== Objective ==
Your task is to output the entries below word for word.

== Task data ==
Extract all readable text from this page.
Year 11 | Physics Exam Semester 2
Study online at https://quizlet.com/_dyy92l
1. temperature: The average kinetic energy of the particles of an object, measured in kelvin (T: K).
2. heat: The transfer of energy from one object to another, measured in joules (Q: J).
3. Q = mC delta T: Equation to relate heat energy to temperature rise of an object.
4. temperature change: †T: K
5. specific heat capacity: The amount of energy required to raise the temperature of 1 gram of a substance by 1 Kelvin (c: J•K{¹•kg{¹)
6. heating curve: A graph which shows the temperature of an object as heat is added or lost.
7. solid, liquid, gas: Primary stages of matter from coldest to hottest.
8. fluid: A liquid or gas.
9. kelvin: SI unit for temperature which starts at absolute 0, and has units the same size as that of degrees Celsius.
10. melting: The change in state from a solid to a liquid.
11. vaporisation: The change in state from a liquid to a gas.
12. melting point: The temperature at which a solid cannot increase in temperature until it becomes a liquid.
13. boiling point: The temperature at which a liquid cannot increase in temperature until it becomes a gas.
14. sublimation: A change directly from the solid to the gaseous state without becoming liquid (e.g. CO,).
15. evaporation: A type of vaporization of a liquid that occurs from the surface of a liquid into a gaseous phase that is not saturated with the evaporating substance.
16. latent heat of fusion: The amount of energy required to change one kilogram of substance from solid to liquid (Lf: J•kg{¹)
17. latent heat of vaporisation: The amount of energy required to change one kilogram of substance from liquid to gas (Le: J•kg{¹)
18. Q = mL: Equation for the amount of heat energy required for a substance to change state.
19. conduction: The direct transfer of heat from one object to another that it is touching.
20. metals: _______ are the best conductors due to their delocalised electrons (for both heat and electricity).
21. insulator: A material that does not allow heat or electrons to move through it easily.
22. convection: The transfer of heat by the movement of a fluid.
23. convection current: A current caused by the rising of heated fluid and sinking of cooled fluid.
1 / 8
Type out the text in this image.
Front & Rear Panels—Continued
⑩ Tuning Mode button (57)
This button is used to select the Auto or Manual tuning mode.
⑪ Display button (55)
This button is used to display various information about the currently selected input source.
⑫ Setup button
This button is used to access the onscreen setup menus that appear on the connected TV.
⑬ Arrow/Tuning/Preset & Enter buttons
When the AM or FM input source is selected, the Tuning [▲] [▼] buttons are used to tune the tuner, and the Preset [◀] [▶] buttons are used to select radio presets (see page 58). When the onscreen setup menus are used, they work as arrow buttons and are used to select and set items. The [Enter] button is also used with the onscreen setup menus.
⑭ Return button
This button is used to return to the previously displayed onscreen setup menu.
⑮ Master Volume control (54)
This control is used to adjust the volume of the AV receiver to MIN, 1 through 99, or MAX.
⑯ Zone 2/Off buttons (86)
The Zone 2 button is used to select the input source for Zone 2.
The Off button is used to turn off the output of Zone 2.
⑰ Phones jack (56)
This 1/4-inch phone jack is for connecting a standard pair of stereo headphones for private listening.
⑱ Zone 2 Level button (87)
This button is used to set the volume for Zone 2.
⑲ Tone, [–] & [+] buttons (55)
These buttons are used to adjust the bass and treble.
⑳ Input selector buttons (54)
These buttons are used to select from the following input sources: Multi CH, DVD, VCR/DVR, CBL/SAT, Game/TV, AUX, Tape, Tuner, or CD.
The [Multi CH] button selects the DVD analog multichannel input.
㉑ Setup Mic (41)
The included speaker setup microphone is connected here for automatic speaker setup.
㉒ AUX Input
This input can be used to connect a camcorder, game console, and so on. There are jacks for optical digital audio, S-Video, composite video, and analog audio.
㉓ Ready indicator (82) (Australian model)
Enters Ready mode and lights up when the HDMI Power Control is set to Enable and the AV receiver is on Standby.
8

== Expected output ==
Extract all readable text from this page.
Year 11 | Physics Exam Semester 2
Study online at https://quizlet.com/_dyy92l
1. temperature: The average kinetic energy of the particles of an object, measured in kelvin (T: K).
2. heat: The transfer of energy from one object to another, measured in joules (Q: J).
3. Q = mC delta T: Equation to relate heat energy to temperature rise of an object.
4. temperature change: †T: K
5. specific heat capacity: The amount of energy required to raise the temperature of 1 gram of a substance by 1 Kelvin (c: J•K{¹•kg{¹)
6. heating curve: A graph which shows the temperature of an object as heat is added or lost.
7. solid, liquid, gas: Primary stages of matter from coldest to hottest.
8. fluid: A liquid or gas.
9. kelvin: SI unit for temperature which starts at absolute 0, and has units the same size as that of degrees Celsius.
10. melting: The change in state from a solid to a liquid.
11. vaporisation: The change in state from a liquid to a gas.
12. melting point: The temperature at which a solid cannot increase in temperature until it becomes a liquid.
13. boiling point: The temperature at which a liquid cannot increase in temperature until it becomes a gas.
14. sublimation: A change directly from the solid to the gaseous state without becoming liquid (e.g. CO,).
15. evaporation: A type of vaporization of a liquid that occurs from the surface of a liquid into a gaseous phase that is not saturated with the evaporating substance.
16. latent heat of fusion: The amount of energy required to change one kilogram of substance from solid to liquid (Lf: J•kg{¹)
17. latent heat of vaporisation: The amount of energy required to change one kilogram of substance from liquid to gas (Le: J•kg{¹)
18. Q = mL: Equation for the amount of heat energy required for a substance to change state.
19. conduction: The direct transfer of heat from one object to another that it is touching.
20. metals: _______ are the best conductors due to their delocalised electrons (for both heat and electricity).
21. insulator: A material that does not allow heat or electrons to move through it easily.
22. convection: The transfer of heat by the movement of a fluid.
23. convection current: A current caused by the rising of heated fluid and sinking of cooled fluid.
1 / 8
Type out the text in this image.
Front & Rear Panels—Continued
⑩ Tuning Mode button (57)
This button is used to select the Auto or Manual tuning mode.
⑪ Display button (55)
This button is used to display various information about the currently selected input source.
⑫ Setup button
This button is used to access the onscreen setup menus that appear on the connected TV.
⑬ Arrow/Tuning/Preset & Enter buttons
When the AM or FM input source is selected, the Tuning [▲] [▼] buttons are used to tune the tuner, and the Preset [◀] [▶] buttons are used to select radio presets (see page 58). When the onscreen setup menus are used, they work as arrow buttons and are used to select and set items. The [Enter] button is also used with the onscreen setup menus.
⑭ Return button
This button is used to return to the previously displayed onscreen setup menu.
⑮ Master Volume control (54)
This control is used to adjust the volume of the AV receiver to MIN, 1 through 99, or MAX.
⑯ Zone 2/Off buttons (86)
The Zone 2 button is used to select the input source for Zone 2.
The Off button is used to turn off the output of Zone 2.
⑰ Phones jack (56)
This 1/4-inch phone jack is for connecting a standard pair of stereo headphones for private listening.
⑱ Zone 2 Level button (87)
This button is used to set the volume for Zone 2.
⑲ Tone, [–] & [+] buttons (55)
These buttons are used to adjust the bass and treble.
⑳ Input selector buttons (54)
These buttons are used to select from the following input sources: Multi CH, DVD, VCR/DVR, CBL/SAT, Game/TV, AUX, Tape, Tuner, or CD.
The [Multi CH] button selects the DVD analog multichannel input.
㉑ Setup Mic (41)
The included speaker setup microphone is connected here for automatic speaker setup.
㉒ AUX Input
This input can be used to connect a camcorder, game console, and so on. There are jacks for optical digital audio, S-Video, composite video, and analog audio.
㉓ Ready indicator (82) (Australian model)
Enters Ready mode and lights up when the HDMI Power Control is set to Enable and the AV receiver is on Standby.
8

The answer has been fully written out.